**Written exercise**
Can you repeat the entries from the first one through the line containing "x-tick-label: May 2024 — [25, 729, 85, 744]", with "bbox" changed to "bounding box" and everything else left as is?

**Entries supplied**

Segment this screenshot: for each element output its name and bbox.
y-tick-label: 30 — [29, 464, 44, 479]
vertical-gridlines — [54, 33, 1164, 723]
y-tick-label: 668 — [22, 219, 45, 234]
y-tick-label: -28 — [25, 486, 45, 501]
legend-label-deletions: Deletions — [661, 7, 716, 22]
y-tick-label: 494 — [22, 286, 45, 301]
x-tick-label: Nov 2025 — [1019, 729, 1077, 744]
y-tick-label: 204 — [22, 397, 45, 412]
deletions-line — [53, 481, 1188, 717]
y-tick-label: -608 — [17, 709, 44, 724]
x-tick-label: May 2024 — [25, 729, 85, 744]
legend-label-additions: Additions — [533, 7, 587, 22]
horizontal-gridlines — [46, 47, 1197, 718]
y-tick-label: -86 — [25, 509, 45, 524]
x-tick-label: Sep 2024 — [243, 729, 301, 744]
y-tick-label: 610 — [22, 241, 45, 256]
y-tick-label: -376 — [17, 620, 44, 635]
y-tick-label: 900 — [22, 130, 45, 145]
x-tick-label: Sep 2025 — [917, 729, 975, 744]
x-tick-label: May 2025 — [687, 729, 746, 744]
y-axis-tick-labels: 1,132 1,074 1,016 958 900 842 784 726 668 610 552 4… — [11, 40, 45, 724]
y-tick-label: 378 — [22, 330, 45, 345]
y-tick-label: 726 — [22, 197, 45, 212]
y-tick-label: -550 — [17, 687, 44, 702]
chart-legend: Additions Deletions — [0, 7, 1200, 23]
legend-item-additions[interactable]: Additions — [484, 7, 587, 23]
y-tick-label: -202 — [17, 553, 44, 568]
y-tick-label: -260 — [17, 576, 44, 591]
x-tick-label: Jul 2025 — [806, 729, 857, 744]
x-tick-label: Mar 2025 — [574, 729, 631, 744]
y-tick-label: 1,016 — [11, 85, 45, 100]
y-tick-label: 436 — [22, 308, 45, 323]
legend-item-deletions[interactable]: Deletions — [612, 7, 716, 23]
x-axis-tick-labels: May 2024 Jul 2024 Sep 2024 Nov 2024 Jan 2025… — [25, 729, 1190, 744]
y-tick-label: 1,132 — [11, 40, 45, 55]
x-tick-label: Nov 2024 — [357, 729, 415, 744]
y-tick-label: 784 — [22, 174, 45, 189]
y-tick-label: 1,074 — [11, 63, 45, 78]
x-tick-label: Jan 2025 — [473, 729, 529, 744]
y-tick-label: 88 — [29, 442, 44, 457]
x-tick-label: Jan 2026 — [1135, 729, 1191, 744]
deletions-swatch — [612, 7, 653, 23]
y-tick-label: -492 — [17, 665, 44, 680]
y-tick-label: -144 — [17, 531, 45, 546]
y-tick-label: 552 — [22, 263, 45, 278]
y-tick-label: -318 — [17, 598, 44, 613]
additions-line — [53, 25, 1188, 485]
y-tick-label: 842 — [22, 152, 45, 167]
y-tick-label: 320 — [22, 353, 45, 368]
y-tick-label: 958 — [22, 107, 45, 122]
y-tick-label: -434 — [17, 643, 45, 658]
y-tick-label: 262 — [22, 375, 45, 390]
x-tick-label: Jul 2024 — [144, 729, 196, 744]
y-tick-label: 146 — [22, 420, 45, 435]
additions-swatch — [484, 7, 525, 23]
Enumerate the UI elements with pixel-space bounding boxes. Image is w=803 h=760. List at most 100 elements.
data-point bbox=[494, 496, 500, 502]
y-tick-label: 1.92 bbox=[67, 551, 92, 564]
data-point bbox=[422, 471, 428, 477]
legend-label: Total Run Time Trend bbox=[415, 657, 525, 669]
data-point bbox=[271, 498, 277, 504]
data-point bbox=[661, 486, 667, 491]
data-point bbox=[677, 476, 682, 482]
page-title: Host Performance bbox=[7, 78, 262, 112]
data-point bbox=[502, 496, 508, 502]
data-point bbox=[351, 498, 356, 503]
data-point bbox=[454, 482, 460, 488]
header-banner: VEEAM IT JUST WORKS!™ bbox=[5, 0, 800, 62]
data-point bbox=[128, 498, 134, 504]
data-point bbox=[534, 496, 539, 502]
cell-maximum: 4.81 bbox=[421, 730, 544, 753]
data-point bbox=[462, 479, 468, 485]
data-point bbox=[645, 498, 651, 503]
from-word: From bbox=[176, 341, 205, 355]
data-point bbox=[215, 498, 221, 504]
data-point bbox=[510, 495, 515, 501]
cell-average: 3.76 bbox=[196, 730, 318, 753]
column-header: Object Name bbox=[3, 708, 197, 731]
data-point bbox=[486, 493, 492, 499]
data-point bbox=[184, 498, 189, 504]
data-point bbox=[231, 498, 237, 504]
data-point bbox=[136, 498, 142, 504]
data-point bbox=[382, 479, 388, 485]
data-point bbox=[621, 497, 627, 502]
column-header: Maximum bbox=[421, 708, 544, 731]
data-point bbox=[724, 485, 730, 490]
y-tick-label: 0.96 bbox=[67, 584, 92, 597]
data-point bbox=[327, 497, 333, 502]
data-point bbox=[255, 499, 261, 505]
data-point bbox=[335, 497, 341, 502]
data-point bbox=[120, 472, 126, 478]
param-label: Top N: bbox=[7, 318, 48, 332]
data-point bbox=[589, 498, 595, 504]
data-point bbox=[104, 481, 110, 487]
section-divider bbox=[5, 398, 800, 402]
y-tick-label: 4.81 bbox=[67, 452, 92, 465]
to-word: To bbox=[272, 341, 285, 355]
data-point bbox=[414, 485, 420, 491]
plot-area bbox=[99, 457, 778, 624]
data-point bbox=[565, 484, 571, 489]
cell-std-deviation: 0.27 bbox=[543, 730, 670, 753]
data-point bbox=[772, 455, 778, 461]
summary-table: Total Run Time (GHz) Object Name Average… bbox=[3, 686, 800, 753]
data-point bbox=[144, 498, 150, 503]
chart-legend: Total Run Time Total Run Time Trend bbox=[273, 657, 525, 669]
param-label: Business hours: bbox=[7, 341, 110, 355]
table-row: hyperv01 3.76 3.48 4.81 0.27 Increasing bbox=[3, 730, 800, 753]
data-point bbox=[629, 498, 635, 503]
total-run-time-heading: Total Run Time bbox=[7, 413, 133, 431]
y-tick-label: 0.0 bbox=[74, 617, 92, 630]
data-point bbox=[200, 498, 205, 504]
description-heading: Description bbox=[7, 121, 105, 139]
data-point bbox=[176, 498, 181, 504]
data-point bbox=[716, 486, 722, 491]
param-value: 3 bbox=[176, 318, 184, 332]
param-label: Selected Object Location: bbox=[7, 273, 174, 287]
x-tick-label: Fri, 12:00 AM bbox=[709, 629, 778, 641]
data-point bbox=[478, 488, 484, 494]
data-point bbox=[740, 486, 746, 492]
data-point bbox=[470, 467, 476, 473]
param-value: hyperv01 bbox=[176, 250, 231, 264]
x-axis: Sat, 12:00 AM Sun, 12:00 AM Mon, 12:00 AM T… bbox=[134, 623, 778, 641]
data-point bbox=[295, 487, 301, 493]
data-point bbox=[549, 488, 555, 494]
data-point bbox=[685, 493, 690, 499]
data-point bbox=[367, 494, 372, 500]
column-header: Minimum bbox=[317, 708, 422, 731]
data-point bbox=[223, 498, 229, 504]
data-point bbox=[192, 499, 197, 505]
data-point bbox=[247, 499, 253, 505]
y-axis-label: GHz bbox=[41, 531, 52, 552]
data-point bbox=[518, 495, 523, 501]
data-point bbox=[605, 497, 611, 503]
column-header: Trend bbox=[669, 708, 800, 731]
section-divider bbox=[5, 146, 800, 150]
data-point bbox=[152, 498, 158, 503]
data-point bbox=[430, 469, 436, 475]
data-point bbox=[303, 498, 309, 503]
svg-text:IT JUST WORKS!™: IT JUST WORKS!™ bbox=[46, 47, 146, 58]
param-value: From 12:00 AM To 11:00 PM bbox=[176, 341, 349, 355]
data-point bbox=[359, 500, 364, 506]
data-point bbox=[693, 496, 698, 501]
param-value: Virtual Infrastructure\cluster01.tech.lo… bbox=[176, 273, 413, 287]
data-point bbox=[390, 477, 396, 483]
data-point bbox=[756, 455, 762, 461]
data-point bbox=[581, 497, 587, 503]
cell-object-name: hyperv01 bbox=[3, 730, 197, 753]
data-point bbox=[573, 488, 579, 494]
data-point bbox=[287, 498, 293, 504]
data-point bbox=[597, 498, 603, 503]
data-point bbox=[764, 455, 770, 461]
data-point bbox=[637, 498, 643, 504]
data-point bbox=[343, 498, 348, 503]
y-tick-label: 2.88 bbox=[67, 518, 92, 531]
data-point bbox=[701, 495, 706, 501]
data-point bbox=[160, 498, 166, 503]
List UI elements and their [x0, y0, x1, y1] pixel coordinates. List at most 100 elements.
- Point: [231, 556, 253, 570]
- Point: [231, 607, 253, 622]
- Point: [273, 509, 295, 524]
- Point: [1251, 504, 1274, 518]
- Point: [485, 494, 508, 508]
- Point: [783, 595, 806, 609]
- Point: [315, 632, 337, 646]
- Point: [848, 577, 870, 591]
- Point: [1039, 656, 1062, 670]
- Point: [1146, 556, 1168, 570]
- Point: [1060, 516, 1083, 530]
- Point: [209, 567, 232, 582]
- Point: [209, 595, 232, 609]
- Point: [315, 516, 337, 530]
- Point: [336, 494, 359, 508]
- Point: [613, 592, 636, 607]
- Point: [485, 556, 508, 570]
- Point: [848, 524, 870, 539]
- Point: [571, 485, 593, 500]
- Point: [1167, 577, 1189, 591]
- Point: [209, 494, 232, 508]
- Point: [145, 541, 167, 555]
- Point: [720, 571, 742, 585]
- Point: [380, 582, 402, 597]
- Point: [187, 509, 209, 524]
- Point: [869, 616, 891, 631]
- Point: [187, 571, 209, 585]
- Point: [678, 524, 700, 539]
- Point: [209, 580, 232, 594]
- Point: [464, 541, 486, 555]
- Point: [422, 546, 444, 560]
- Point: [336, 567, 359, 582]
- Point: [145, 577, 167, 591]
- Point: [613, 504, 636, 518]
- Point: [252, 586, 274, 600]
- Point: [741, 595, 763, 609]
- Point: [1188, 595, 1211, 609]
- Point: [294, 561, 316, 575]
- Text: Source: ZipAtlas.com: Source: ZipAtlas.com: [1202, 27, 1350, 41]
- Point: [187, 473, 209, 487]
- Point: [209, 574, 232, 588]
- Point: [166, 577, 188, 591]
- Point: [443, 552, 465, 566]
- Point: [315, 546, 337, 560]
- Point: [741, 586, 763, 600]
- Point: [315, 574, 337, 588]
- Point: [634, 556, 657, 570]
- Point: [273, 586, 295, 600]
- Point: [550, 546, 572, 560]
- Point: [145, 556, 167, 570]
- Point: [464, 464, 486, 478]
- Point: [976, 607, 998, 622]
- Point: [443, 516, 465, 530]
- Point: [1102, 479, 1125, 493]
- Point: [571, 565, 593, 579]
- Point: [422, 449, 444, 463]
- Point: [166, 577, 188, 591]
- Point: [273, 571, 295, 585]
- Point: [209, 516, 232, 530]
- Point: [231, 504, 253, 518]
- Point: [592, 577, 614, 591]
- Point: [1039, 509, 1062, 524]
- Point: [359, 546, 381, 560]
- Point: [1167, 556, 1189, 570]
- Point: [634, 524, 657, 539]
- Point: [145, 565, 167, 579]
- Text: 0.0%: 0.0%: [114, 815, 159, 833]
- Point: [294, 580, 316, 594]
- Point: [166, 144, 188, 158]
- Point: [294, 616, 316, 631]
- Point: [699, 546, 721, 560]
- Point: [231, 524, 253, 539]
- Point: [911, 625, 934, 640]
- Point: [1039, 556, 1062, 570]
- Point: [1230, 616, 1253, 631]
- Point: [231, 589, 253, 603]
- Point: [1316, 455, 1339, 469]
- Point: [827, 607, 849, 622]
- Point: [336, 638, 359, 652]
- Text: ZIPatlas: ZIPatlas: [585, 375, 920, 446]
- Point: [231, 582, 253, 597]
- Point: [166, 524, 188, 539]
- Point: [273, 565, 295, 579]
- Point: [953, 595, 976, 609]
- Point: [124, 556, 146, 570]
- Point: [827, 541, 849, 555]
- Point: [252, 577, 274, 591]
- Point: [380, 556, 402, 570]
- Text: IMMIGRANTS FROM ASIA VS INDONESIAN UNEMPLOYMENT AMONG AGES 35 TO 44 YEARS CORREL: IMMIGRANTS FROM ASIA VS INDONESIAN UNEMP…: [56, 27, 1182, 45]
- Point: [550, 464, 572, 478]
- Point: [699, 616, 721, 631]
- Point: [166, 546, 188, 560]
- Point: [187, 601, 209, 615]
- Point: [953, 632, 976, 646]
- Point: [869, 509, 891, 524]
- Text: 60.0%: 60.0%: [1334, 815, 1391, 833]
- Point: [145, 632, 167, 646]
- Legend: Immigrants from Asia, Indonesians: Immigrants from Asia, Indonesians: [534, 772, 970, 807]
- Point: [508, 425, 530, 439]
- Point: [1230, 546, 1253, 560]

**Solution**
Segment this screenshot: for each element output its name and bounding box.
y-tick-label: 30 — [29, 464, 44, 479]
vertical-gridlines — [54, 33, 1164, 723]
y-tick-label: 668 — [22, 219, 45, 234]
y-tick-label: -28 — [25, 486, 45, 501]
legend-label-deletions: Deletions — [661, 7, 716, 22]
y-tick-label: 494 — [22, 286, 45, 301]
x-tick-label: Nov 2025 — [1019, 729, 1077, 744]
y-tick-label: 204 — [22, 397, 45, 412]
deletions-line — [53, 481, 1188, 717]
y-tick-label: -608 — [17, 709, 44, 724]
x-tick-label: May 2024 — [25, 729, 85, 744]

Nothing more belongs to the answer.